Direction: Filter the entries below, keeping only lines with the word "average".

Items from a figure collection:
******************************
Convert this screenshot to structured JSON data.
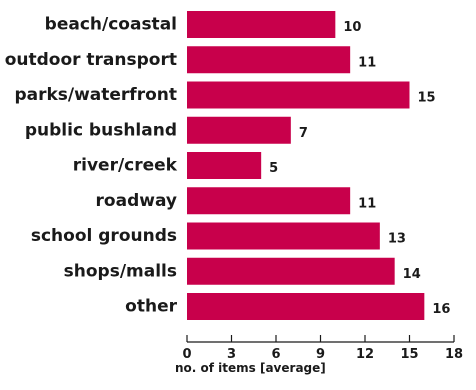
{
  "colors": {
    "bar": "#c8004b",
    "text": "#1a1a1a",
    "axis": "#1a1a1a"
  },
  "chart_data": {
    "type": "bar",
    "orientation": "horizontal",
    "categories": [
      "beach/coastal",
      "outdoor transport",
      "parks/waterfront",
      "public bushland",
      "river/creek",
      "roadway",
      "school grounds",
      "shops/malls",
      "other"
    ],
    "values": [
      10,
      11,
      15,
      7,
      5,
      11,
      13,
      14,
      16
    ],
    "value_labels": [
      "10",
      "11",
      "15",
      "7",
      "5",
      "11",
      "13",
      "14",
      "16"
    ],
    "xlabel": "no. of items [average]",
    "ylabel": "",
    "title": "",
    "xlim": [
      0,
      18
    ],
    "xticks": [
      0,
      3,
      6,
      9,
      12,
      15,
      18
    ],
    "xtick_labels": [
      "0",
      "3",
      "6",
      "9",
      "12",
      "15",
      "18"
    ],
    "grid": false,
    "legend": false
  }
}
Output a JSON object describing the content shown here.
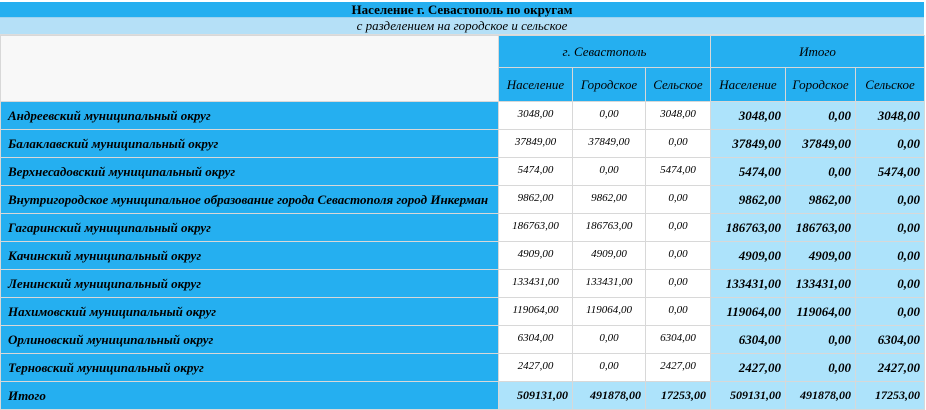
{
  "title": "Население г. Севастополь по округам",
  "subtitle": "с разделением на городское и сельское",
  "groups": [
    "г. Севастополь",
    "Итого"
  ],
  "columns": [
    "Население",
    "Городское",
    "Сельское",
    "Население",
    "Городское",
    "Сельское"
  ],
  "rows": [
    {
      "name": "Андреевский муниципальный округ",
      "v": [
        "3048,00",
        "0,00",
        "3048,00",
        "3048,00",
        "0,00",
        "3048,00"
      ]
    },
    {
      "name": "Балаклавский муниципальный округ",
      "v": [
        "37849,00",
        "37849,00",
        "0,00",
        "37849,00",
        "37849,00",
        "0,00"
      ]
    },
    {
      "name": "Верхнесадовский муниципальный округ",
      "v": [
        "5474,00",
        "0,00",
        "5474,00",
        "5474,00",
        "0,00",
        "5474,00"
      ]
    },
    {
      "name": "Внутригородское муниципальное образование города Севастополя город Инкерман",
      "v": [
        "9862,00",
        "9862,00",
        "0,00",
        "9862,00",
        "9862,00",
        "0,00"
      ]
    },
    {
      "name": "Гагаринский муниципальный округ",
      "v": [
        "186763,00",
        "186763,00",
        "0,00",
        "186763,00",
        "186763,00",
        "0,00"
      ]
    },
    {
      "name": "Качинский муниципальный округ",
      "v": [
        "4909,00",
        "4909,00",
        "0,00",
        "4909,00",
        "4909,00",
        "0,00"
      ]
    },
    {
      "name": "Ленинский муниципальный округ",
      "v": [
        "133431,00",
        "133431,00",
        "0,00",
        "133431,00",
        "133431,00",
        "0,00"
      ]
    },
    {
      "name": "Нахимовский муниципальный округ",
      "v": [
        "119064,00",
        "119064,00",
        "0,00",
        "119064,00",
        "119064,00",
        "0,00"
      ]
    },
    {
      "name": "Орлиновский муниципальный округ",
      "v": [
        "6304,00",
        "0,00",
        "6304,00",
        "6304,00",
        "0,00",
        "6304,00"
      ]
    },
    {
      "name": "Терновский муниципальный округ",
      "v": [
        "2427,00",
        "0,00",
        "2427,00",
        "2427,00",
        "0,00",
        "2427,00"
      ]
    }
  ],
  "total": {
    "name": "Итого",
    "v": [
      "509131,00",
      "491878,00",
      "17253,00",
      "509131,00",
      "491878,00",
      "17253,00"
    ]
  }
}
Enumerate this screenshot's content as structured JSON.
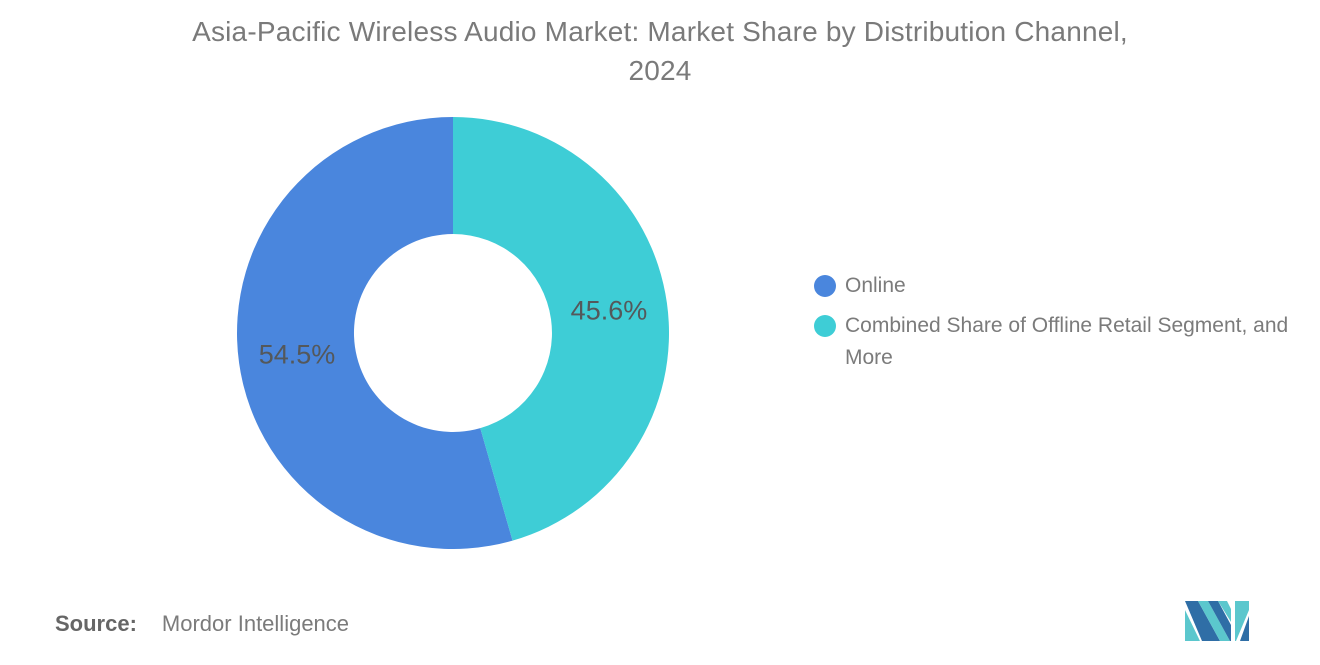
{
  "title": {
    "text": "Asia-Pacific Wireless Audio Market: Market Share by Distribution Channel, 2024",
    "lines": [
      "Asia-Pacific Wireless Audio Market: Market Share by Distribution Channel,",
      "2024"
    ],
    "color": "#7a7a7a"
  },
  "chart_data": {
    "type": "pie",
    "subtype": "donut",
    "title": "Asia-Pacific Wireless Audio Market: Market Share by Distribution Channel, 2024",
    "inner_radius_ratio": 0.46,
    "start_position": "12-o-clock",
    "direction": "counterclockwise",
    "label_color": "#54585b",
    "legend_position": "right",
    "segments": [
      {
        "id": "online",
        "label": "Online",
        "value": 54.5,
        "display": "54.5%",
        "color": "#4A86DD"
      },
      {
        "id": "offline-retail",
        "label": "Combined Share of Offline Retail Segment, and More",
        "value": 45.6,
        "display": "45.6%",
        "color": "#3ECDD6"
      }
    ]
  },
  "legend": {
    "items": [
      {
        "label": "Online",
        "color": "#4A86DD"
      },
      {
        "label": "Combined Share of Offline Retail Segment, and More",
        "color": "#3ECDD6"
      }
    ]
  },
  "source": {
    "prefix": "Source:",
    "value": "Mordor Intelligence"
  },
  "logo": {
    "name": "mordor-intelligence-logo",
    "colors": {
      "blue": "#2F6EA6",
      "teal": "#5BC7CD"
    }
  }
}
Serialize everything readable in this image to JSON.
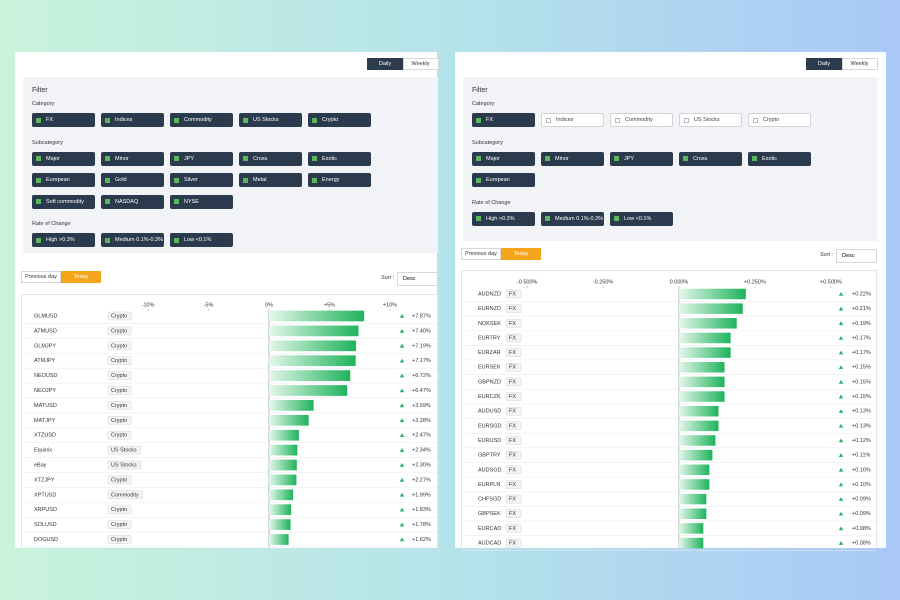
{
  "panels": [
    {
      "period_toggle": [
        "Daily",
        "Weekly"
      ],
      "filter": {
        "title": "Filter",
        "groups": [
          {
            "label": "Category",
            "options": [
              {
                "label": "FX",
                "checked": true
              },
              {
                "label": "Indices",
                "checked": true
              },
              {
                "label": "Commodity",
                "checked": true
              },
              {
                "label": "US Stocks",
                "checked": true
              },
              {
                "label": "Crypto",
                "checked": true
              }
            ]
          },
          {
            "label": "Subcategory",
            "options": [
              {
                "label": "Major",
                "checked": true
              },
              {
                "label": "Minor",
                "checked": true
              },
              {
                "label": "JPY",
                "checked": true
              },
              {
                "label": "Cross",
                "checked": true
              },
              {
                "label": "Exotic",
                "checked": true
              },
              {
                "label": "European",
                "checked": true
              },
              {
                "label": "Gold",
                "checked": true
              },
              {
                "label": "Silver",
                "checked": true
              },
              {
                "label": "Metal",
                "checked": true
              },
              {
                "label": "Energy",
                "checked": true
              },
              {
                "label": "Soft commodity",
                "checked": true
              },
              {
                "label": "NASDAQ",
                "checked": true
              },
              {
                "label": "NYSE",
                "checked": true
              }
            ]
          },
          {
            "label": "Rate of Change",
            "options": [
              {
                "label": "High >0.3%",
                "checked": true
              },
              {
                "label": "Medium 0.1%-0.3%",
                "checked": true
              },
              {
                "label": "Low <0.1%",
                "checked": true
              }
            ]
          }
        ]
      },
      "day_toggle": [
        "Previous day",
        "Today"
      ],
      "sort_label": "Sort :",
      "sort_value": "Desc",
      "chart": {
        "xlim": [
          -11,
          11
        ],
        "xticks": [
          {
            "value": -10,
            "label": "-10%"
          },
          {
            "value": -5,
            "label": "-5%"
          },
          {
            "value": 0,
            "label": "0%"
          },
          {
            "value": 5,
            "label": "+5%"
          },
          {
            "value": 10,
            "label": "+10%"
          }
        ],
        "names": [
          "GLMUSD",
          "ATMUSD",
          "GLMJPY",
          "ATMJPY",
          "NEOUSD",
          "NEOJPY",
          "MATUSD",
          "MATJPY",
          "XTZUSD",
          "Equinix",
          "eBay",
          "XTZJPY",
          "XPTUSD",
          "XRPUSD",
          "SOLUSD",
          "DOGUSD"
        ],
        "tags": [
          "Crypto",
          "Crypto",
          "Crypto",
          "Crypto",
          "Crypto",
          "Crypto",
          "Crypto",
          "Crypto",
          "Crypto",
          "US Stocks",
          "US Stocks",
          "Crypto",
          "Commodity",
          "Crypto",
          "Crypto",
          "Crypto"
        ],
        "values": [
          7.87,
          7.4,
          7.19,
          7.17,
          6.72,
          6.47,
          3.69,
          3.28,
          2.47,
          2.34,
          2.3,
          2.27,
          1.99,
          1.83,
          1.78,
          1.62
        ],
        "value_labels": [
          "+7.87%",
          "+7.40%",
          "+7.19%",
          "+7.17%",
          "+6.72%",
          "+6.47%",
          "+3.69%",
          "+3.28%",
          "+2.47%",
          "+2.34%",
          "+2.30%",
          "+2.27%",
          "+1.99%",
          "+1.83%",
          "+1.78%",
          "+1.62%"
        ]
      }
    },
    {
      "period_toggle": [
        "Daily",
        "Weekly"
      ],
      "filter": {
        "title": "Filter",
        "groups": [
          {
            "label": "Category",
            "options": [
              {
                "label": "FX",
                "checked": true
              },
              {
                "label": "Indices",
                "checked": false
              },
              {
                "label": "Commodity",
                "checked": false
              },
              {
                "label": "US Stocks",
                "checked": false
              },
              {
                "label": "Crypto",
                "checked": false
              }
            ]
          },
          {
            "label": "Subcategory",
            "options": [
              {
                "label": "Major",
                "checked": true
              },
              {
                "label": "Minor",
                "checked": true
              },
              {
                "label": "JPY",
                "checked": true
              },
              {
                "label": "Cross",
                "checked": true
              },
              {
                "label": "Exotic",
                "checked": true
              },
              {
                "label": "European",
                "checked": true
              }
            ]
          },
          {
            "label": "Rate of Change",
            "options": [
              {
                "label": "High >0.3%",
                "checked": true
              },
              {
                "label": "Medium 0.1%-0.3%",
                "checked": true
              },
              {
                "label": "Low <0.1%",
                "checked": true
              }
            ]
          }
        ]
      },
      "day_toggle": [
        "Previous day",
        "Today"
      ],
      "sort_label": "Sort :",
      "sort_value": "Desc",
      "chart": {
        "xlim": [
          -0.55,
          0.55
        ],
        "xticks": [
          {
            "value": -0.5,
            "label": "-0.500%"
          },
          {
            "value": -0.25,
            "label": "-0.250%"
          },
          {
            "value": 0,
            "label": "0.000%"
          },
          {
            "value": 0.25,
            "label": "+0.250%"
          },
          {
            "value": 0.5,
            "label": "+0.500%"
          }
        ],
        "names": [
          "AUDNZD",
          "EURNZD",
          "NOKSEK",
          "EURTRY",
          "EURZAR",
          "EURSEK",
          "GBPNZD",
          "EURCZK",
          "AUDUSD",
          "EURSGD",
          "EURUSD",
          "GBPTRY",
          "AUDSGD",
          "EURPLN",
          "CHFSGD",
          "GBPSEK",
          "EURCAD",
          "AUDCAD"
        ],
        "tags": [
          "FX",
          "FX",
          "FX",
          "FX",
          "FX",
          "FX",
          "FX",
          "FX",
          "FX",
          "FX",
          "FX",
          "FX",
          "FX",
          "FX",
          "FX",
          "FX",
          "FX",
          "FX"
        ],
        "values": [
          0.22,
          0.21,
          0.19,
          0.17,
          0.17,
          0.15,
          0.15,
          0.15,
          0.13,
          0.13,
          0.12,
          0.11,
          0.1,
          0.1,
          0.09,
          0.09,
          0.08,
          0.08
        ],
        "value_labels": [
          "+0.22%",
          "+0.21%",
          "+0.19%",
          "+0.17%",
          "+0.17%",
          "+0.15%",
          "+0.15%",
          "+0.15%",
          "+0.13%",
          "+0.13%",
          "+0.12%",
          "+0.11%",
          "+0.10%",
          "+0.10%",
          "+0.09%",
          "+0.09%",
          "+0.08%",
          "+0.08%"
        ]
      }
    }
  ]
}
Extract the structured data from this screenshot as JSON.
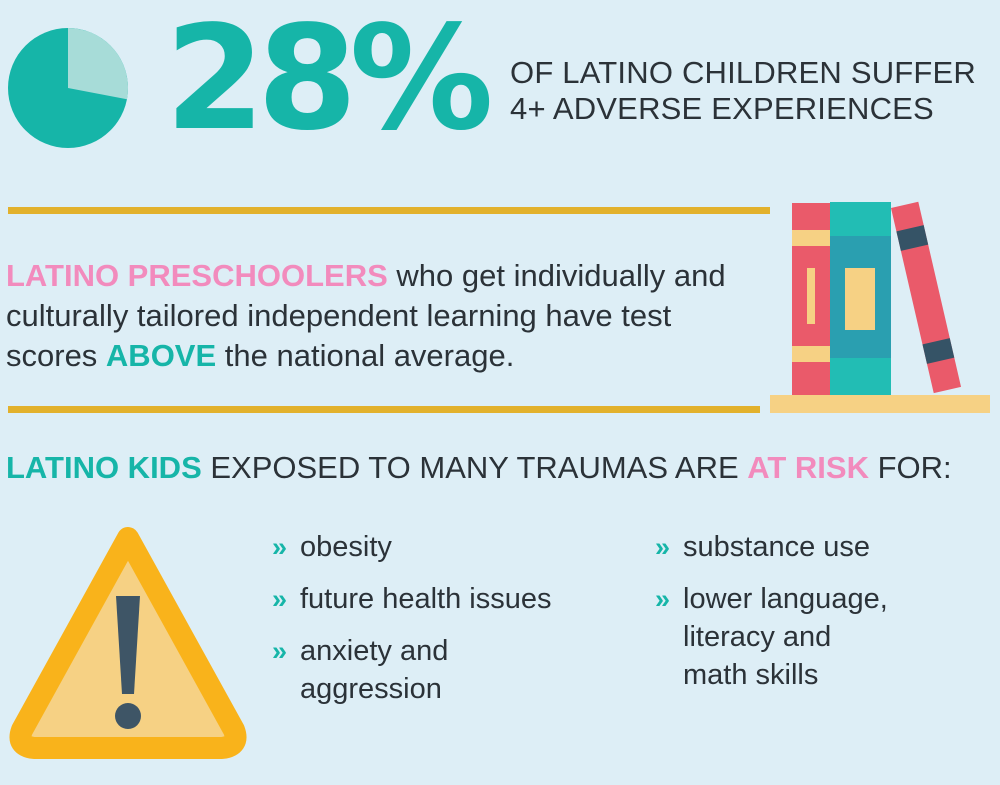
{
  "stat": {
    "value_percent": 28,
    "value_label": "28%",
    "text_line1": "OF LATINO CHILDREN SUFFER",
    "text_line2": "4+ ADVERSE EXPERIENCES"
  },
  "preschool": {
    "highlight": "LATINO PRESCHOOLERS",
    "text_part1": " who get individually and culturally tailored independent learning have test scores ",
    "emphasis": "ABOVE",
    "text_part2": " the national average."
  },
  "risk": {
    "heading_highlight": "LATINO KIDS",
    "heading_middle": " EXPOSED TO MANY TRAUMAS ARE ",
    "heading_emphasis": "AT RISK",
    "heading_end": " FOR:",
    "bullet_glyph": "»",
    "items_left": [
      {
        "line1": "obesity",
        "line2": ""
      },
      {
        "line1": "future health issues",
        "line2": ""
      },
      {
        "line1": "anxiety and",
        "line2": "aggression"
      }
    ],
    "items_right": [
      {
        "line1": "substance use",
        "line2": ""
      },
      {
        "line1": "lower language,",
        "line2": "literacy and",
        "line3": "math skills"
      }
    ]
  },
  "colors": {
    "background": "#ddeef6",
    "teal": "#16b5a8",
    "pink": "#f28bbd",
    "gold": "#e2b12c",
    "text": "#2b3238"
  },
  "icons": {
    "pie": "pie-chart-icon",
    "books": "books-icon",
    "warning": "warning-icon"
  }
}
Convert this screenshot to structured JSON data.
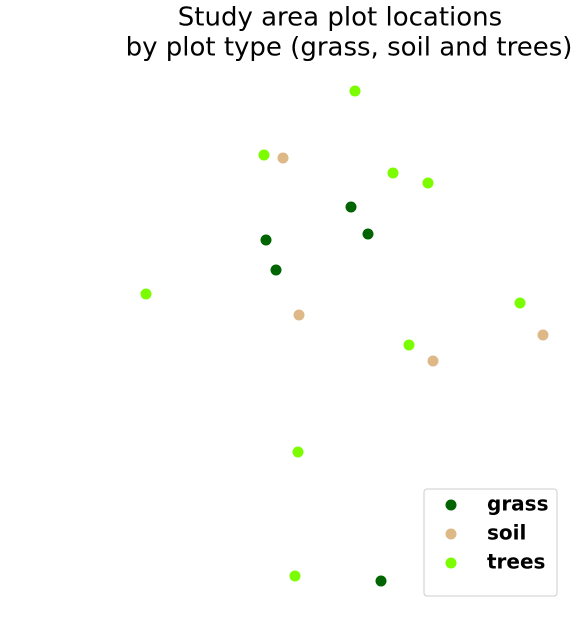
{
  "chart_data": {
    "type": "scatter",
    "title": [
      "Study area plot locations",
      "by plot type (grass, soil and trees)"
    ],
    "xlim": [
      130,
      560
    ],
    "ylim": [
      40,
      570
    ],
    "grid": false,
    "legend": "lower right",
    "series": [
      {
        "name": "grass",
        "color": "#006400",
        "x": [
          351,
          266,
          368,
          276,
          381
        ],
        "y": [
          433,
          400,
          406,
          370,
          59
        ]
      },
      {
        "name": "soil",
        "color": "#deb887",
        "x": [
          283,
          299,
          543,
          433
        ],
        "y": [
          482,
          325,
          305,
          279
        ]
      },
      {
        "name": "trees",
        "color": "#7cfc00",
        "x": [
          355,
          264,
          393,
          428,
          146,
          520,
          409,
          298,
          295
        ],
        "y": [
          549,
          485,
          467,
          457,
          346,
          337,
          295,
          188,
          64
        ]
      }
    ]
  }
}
******************************
Exercise response:
    "xlabel": "no. of items [average]",
    "text_part2": " the national average."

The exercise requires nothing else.